start Data provided
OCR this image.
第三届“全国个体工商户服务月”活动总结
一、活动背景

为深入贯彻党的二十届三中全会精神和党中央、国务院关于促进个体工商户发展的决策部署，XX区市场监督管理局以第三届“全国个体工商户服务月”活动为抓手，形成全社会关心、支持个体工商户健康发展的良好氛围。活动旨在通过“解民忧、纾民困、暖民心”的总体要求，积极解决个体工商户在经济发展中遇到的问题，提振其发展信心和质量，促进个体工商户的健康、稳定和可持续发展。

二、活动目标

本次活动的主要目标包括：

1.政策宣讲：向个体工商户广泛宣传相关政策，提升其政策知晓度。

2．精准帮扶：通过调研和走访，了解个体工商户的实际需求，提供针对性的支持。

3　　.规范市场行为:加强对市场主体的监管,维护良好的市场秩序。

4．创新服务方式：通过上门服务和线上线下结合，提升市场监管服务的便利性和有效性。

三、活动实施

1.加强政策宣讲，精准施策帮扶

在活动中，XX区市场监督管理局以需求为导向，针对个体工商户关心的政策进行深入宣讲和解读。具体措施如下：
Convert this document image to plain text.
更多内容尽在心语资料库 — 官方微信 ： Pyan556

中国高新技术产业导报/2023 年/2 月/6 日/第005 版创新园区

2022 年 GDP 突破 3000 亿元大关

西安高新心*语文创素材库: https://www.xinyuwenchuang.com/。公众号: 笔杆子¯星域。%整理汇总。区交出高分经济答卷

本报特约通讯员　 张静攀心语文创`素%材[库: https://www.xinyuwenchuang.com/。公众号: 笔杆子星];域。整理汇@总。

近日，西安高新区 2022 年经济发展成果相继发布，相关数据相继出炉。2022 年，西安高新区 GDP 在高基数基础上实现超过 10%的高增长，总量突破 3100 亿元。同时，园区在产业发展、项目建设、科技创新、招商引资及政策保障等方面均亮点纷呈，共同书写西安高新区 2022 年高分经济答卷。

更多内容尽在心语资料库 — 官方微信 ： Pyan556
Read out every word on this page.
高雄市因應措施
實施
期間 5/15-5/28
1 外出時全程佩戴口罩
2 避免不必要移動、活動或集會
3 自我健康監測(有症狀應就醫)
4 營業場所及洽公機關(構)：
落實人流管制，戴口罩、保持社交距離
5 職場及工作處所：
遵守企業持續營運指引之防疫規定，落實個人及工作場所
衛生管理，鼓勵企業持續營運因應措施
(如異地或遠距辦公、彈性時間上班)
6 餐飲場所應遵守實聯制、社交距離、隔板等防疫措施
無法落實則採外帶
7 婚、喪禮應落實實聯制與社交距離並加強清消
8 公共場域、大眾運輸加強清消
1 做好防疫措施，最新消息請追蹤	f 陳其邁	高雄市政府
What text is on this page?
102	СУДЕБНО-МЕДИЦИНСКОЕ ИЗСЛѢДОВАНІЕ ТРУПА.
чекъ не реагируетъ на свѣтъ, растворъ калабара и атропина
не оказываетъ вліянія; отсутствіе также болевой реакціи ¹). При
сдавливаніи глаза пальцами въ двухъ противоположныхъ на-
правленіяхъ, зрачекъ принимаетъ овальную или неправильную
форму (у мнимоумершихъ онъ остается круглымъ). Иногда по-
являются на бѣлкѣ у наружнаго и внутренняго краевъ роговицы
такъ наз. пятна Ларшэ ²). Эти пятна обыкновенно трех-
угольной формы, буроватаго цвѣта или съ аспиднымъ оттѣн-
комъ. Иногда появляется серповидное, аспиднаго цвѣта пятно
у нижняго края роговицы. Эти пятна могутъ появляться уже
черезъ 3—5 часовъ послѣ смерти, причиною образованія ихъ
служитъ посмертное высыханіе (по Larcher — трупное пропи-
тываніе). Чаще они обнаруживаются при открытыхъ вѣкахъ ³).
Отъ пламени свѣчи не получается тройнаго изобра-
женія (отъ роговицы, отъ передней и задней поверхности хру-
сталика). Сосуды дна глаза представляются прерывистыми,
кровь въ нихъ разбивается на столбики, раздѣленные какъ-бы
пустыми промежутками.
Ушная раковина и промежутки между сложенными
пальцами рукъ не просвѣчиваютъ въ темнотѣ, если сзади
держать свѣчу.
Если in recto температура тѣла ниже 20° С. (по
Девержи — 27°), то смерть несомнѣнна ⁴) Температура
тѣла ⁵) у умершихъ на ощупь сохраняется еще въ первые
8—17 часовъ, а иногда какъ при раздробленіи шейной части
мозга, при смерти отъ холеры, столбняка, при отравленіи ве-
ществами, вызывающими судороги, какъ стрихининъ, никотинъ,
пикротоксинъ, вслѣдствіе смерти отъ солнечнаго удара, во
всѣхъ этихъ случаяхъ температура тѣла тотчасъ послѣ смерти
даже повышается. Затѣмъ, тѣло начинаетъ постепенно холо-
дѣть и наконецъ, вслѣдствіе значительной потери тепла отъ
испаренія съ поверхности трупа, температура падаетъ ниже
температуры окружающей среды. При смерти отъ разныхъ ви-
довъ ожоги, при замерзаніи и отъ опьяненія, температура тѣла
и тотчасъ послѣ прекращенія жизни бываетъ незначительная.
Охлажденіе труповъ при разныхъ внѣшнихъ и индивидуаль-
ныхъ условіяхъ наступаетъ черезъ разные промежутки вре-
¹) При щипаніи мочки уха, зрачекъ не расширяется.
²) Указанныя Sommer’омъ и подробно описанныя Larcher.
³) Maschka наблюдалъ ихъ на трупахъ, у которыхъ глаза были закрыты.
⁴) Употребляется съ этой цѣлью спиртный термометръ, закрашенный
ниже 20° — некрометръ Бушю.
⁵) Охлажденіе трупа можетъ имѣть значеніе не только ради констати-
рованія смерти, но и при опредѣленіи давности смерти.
end Data provided
▶ **Requirements**
Without omitting anything, output the entries exactly.

▶ **Written answer**
OCR this image.
第三届“全国个体工商户服务月”活动总结
一、活动背景

为深入贯彻党的二十届三中全会精神和党中央、国务院关于促进个体工商户发展的决策部署，XX区市场监督管理局以第三届“全国个体工商户服务月”活动为抓手，形成全社会关心、支持个体工商户健康发展的良好氛围。活动旨在通过“解民忧、纾民困、暖民心”的总体要求，积极解决个体工商户在经济发展中遇到的问题，提振其发展信心和质量，促进个体工商户的健康、稳定和可持续发展。

二、活动目标

本次活动的主要目标包括：

1.政策宣讲：向个体工商户广泛宣传相关政策，提升其政策知晓度。

2．精准帮扶：通过调研和走访，了解个体工商户的实际需求，提供针对性的支持。

3　　.规范市场行为:加强对市场主体的监管,维护良好的市场秩序。

4．创新服务方式：通过上门服务和线上线下结合，提升市场监管服务的便利性和有效性。

三、活动实施

1.加强政策宣讲，精准施策帮扶

在活动中，XX区市场监督管理局以需求为导向，针对个体工商户关心的政策进行深入宣讲和解读。具体措施如下：
Convert this document image to plain text.
更多内容尽在心语资料库 — 官方微信 ： Pyan556

中国高新技术产业导报/2023 年/2 月/6 日/第005 版创新园区

2022 年 GDP 突破 3000 亿元大关

西安高新心*语文创素材库: https://www.xinyuwenchuang.com/。公众号: 笔杆子¯星域。%整理汇总。区交出高分经济答卷

本报特约通讯员　 张静攀心语文创`素%材[库: https://www.xinyuwenchuang.com/。公众号: 笔杆子星];域。整理汇@总。

近日，西安高新区 2022 年经济发展成果相继发布，相关数据相继出炉。2022 年，西安高新区 GDP 在高基数基础上实现超过 10%的高增长，总量突破 3100 亿元。同时，园区在产业发展、项目建设、科技创新、招商引资及政策保障等方面均亮点纷呈，共同书写西安高新区 2022 年高分经济答卷。

更多内容尽在心语资料库 — 官方微信 ： Pyan556
Read out every word on this page.
高雄市因應措施
實施
期間 5/15-5/28
1 外出時全程佩戴口罩
2 避免不必要移動、活動或集會
3 自我健康監測(有症狀應就醫)
4 營業場所及洽公機關(構)：
落實人流管制，戴口罩、保持社交距離
5 職場及工作處所：
遵守企業持續營運指引之防疫規定，落實個人及工作場所
衛生管理，鼓勵企業持續營運因應措施
(如異地或遠距辦公、彈性時間上班)
6 餐飲場所應遵守實聯制、社交距離、隔板等防疫措施
無法落實則採外帶
7 婚、喪禮應落實實聯制與社交距離並加強清消
8 公共場域、大眾運輸加強清消
1 做好防疫措施，最新消息請追蹤	f 陳其邁	高雄市政府
What text is on this page?
102	СУДЕБНО-МЕДИЦИНСКОЕ ИЗСЛѢДОВАНІЕ ТРУПА.
чекъ не реагируетъ на свѣтъ, растворъ калабара и атропина
не оказываетъ вліянія; отсутствіе также болевой реакціи ¹). При
сдавливаніи глаза пальцами въ двухъ противоположныхъ на-
правленіяхъ, зрачекъ принимаетъ овальную или неправильную
форму (у мнимоумершихъ онъ остается круглымъ). Иногда по-
являются на бѣлкѣ у наружнаго и внутренняго краевъ роговицы
такъ наз. пятна Ларшэ ²). Эти пятна обыкновенно трех-
угольной формы, буроватаго цвѣта или съ аспиднымъ оттѣн-
комъ. Иногда появляется серповидное, аспиднаго цвѣта пятно
у нижняго края роговицы. Эти пятна могутъ появляться уже
черезъ 3—5 часовъ послѣ смерти, причиною образованія ихъ
служитъ посмертное высыханіе (по Larcher — трупное пропи-
тываніе). Чаще они обнаруживаются при открытыхъ вѣкахъ ³).
Отъ пламени свѣчи не получается тройнаго изобра-
женія (отъ роговицы, отъ передней и задней поверхности хру-
сталика). Сосуды дна глаза представляются прерывистыми,
кровь въ нихъ разбивается на столбики, раздѣленные какъ-бы
пустыми промежутками.
Ушная раковина и промежутки между сложенными
пальцами рукъ не просвѣчиваютъ въ темнотѣ, если сзади
держать свѣчу.
Если in recto температура тѣла ниже 20° С. (по
Девержи — 27°), то смерть несомнѣнна ⁴) Температура
тѣла ⁵) у умершихъ на ощупь сохраняется еще въ первые
8—17 часовъ, а иногда какъ при раздробленіи шейной части
мозга, при смерти отъ холеры, столбняка, при отравленіи ве-
ществами, вызывающими судороги, какъ стрихининъ, никотинъ,
пикротоксинъ, вслѣдствіе смерти отъ солнечнаго удара, во
всѣхъ этихъ случаяхъ температура тѣла тотчасъ послѣ смерти
даже повышается. Затѣмъ, тѣло начинаетъ постепенно холо-
дѣть и наконецъ, вслѣдствіе значительной потери тепла отъ
испаренія съ поверхности трупа, температура падаетъ ниже
температуры окружающей среды. При смерти отъ разныхъ ви-
довъ ожоги, при замерзаніи и отъ опьяненія, температура тѣла
и тотчасъ послѣ прекращенія жизни бываетъ незначительная.
Охлажденіе труповъ при разныхъ внѣшнихъ и индивидуаль-
ныхъ условіяхъ наступаетъ черезъ разные промежутки вре-
¹) При щипаніи мочки уха, зрачекъ не расширяется.
²) Указанныя Sommer’омъ и подробно описанныя Larcher.
³) Maschka наблюдалъ ихъ на трупахъ, у которыхъ глаза были закрыты.
⁴) Употребляется съ этой цѣлью спиртный термометръ, закрашенный
ниже 20° — некрометръ Бушю.
⁵) Охлажденіе трупа можетъ имѣть значеніе не только ради констати-
рованія смерти, но и при опредѣленіи давности смерти.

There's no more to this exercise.